__TASK GOAL__:
Take the records underneath and set them down exactly.

--- Start ---

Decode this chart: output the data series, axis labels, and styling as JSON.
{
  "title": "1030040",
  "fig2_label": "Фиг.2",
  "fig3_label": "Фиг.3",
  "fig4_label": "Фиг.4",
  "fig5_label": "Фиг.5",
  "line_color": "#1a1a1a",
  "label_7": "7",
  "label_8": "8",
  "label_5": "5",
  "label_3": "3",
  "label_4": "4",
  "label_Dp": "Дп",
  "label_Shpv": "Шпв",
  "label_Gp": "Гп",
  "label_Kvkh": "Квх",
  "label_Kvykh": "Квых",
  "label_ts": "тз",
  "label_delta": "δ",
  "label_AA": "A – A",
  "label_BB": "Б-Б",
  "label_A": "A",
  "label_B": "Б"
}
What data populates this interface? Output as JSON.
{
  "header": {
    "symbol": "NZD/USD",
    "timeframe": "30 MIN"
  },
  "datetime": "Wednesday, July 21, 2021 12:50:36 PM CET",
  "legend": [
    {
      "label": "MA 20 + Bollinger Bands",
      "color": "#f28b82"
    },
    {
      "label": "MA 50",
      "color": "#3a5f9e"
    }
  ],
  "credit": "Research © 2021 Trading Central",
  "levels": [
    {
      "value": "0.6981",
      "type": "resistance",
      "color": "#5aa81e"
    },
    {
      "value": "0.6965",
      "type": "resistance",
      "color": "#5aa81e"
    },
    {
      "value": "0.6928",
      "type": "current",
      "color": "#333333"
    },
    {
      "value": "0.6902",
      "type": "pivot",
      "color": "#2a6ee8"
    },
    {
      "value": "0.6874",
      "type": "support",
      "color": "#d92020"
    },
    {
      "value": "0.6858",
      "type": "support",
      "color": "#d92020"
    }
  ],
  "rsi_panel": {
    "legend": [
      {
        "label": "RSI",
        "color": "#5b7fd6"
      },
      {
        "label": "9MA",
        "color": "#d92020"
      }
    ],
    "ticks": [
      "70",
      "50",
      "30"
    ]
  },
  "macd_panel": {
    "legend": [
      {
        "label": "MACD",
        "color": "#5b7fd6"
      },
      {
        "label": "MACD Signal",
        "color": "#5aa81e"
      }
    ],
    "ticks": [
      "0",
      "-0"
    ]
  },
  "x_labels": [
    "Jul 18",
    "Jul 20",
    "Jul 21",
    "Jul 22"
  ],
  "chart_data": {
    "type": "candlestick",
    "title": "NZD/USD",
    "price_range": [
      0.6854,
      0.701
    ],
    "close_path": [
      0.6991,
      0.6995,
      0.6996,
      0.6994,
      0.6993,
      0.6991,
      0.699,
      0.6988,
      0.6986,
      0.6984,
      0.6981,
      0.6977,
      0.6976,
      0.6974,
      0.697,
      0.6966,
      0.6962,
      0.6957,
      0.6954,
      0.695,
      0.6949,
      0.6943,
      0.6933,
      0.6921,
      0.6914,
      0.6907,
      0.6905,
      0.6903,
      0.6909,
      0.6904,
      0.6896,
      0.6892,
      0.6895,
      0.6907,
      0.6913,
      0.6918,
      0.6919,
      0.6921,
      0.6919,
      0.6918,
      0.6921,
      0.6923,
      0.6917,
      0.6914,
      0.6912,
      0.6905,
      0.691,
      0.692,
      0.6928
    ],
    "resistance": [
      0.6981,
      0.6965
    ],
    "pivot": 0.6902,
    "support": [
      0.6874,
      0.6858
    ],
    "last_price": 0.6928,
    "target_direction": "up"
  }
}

--- End ---

__RESULT__:
Decode this chart: output the data series, axis labels, and styling as JSON.
{
  "title": "1030040",
  "fig2_label": "Фиг.2",
  "fig3_label": "Фиг.3",
  "fig4_label": "Фиг.4",
  "fig5_label": "Фиг.5",
  "line_color": "#1a1a1a",
  "label_7": "7",
  "label_8": "8",
  "label_5": "5",
  "label_3": "3",
  "label_4": "4",
  "label_Dp": "Дп",
  "label_Shpv": "Шпв",
  "label_Gp": "Гп",
  "label_Kvkh": "Квх",
  "label_Kvykh": "Квых",
  "label_ts": "тз",
  "label_delta": "δ",
  "label_AA": "A – A",
  "label_BB": "Б-Б",
  "label_A": "A",
  "label_B": "Б"
}
What data populates this interface? Output as JSON.
{
  "header": {
    "symbol": "NZD/USD",
    "timeframe": "30 MIN"
  },
  "datetime": "Wednesday, July 21, 2021 12:50:36 PM CET",
  "legend": [
    {
      "label": "MA 20 + Bollinger Bands",
      "color": "#f28b82"
    },
    {
      "label": "MA 50",
      "color": "#3a5f9e"
    }
  ],
  "credit": "Research © 2021 Trading Central",
  "levels": [
    {
      "value": "0.6981",
      "type": "resistance",
      "color": "#5aa81e"
    },
    {
      "value": "0.6965",
      "type": "resistance",
      "color": "#5aa81e"
    },
    {
      "value": "0.6928",
      "type": "current",
      "color": "#333333"
    },
    {
      "value": "0.6902",
      "type": "pivot",
      "color": "#2a6ee8"
    },
    {
      "value": "0.6874",
      "type": "support",
      "color": "#d92020"
    },
    {
      "value": "0.6858",
      "type": "support",
      "color": "#d92020"
    }
  ],
  "rsi_panel": {
    "legend": [
      {
        "label": "RSI",
        "color": "#5b7fd6"
      },
      {
        "label": "9MA",
        "color": "#d92020"
      }
    ],
    "ticks": [
      "70",
      "50",
      "30"
    ]
  },
  "macd_panel": {
    "legend": [
      {
        "label": "MACD",
        "color": "#5b7fd6"
      },
      {
        "label": "MACD Signal",
        "color": "#5aa81e"
      }
    ],
    "ticks": [
      "0",
      "-0"
    ]
  },
  "x_labels": [
    "Jul 18",
    "Jul 20",
    "Jul 21",
    "Jul 22"
  ],
  "chart_data": {
    "type": "candlestick",
    "title": "NZD/USD",
    "price_range": [
      0.6854,
      0.701
    ],
    "close_path": [
      0.6991,
      0.6995,
      0.6996,
      0.6994,
      0.6993,
      0.6991,
      0.699,
      0.6988,
      0.6986,
      0.6984,
      0.6981,
      0.6977,
      0.6976,
      0.6974,
      0.697,
      0.6966,
      0.6962,
      0.6957,
      0.6954,
      0.695,
      0.6949,
      0.6943,
      0.6933,
      0.6921,
      0.6914,
      0.6907,
      0.6905,
      0.6903,
      0.6909,
      0.6904,
      0.6896,
      0.6892,
      0.6895,
      0.6907,
      0.6913,
      0.6918,
      0.6919,
      0.6921,
      0.6919,
      0.6918,
      0.6921,
      0.6923,
      0.6917,
      0.6914,
      0.6912,
      0.6905,
      0.691,
      0.692,
      0.6928
    ],
    "resistance": [
      0.6981,
      0.6965
    ],
    "pivot": 0.6902,
    "support": [
      0.6874,
      0.6858
    ],
    "last_price": 0.6928,
    "target_direction": "up"
  }
}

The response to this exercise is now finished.